=== TEXT PASSAGE ===

American Legal Eagles Vie for an Enron Bonanza; A FORMIDABLE WOMAN HOLDS THE CARDS AS LAW FIRMS BATTLE TO LEAD THE RECORD FRAUD CASE
Chambliss, Lauren, Hart, Joanne, The Evening Standard (London, England)
Byline: LAUREN CHAMBLISS;JOANNE HART
TEXAS Judge Melinda Harmon is expected soon to hand the Holy Grail of class action legal assignments to one law firm - consolidating control of the dozens of class-action lawsuits against Enron, its board members, former executives and accountants Andersen.
The judge will probably pick one of three teams of powerhouse law firms currently vying to be the lead plaintiff in the largest business fraud case ever assembled against a single corporation.
In all, 60 investor suits are seeking more than $60 billion ([pound]42 billion) in damages from bankrupt Enron and the others involved in the most spectacular corporate collapse in US history.
Even if only a fraction of that is eventually recovered, the potential reward to the lead law firm co-ordinating the legal charge could be off the charts, easily surpassing the $262 million awarded to lawyers for their work in the Cendant case, which settled for a record $3.5 billion.
The three law firms - Milberg Weiss Bershad Hynes & Lerach, Lieff Cabraser Heimann & Bernstein and a team combo of Chitwood & Harley and Grant & Eisenhofer - are top dogs in the rough-and-tumble world of classaction litigation, the big-money cases where numerous plaintiffs are rolled into one giant claim.
Milberg Weiss has filed almost half of all shareholders' class-action suits in the US and its flamboyant attorney William Lerach is greatly feared in Silicon Valley, where he has tied up hi-tech companies with collapsed share prices in contentious legal battles for years. Milberg Weiss represents the University of California's activist pension fund, CALPERS, which lost a whopping $144 million when Enron's share price collapsed just before its bankruptcy filing in early December.
New York City and Florida pension funds, which lost $440 million between them, are represented by Lieff Cabraser, a San Franciscobased firm that has won high-profile awards for clients in automobile, tobacco and other consumer classaction cases.
Judge Harmon will consider several factors in merging the 60 shareholder suits and picking a lead firm. The resources of the plaintiffs, how much they lost and the experience of their counsel will all guide her decision. In 1995 Congress passed a Tort Reform Act giving Judges the power to pick the firm best suited to the job - not necessarily the one that first filed a case.

=== EXCERPTED RECORDS ===

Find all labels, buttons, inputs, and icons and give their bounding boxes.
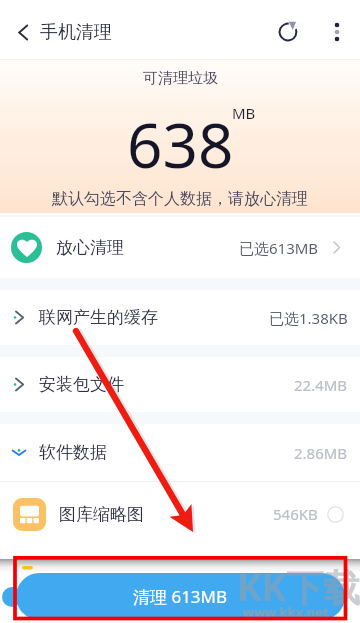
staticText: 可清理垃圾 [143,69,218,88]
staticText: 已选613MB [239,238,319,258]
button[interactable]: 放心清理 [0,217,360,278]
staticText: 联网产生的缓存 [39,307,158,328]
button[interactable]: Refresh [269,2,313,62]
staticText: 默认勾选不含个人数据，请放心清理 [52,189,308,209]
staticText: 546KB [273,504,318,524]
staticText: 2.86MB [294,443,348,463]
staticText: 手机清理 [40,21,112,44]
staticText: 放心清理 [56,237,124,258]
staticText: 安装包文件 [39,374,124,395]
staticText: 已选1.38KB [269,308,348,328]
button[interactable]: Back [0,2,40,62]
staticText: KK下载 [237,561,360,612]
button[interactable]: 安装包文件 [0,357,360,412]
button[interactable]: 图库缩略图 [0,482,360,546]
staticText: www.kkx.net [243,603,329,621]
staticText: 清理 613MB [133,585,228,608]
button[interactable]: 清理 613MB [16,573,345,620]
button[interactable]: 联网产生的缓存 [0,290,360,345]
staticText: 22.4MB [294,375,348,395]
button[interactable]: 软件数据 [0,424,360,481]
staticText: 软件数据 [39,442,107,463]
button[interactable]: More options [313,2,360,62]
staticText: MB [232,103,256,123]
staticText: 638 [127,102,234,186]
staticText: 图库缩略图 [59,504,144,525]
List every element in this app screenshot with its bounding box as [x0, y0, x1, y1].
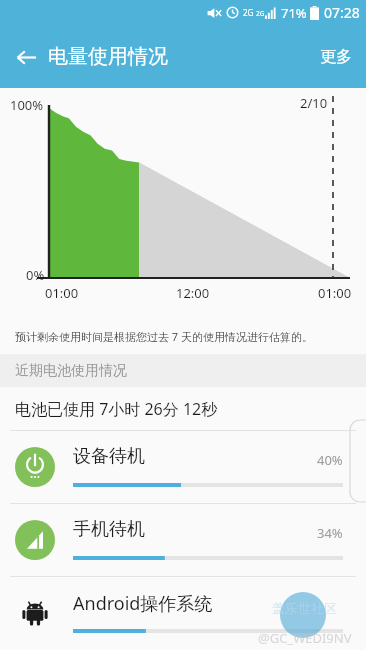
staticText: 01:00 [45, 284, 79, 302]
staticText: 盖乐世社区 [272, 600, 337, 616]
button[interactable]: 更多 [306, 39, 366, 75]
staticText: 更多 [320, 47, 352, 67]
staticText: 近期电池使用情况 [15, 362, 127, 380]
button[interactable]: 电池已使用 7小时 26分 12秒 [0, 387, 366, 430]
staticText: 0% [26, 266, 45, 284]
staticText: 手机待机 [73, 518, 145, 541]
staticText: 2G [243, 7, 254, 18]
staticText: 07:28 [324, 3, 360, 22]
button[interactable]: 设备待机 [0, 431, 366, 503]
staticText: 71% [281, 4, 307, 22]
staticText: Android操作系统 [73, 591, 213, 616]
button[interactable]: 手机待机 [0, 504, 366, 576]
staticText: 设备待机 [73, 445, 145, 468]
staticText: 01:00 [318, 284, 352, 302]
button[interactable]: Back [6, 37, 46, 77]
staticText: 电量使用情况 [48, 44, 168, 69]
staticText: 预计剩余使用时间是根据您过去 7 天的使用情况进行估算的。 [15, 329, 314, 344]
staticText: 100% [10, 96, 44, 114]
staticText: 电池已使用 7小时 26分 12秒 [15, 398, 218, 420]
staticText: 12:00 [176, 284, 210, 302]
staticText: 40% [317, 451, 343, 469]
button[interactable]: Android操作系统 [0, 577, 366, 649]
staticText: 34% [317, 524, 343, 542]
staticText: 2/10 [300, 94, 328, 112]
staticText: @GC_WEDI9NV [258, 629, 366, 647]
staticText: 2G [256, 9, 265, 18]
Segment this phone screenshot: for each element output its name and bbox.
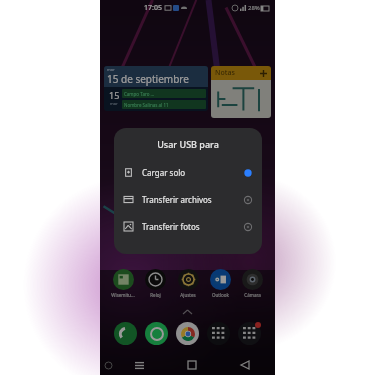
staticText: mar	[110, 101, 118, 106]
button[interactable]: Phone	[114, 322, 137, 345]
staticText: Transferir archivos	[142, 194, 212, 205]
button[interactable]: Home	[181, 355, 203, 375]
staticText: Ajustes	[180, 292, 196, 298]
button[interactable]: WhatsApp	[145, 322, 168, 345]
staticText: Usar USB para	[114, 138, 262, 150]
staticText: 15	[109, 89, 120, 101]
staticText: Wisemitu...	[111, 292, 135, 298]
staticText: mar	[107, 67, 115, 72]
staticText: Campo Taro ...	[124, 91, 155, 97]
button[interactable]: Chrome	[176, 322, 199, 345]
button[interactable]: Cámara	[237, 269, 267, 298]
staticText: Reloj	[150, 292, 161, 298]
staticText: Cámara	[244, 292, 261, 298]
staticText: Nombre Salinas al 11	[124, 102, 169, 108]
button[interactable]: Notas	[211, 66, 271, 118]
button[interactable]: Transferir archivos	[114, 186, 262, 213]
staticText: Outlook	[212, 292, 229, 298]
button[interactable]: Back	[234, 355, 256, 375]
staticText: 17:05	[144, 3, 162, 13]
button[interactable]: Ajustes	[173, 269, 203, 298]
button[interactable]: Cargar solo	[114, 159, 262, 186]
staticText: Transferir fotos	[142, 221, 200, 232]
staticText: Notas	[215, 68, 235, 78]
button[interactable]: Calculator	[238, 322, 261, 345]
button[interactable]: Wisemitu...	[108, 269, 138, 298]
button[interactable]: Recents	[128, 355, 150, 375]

===

- _WHAT YOU NEED TO DO_
a) According to the Enron article, how many investor suits are seeking damages, and for how much?
b) Turn the paragraph of the Enron article that begins "Judge Harmon will consider several factors" into a short bulleted list that keeps its main facts.
c) List every law firm named in the Enron article.
The rows are separate material from the Enron article.

- _WORKED ANSWERS_
a) There are 60 investor suits seeking more than $60 billion.

b)
- Judge Harmon will merge the 60 shareholder suits and pick a lead firm.
- Her decision will weigh the plaintiffs' resources, how much they lost and their counsel's experience.
- A 1995 Tort Reform Act lets judges pick the firm best suited to the job, not necessarily the first to file.

c)
- Milberg Weiss Bershad Hynes & Lerach
- Lieff Cabraser Heimann & Bernstein
- Chitwood & Harley
- Grant & Eisenhofer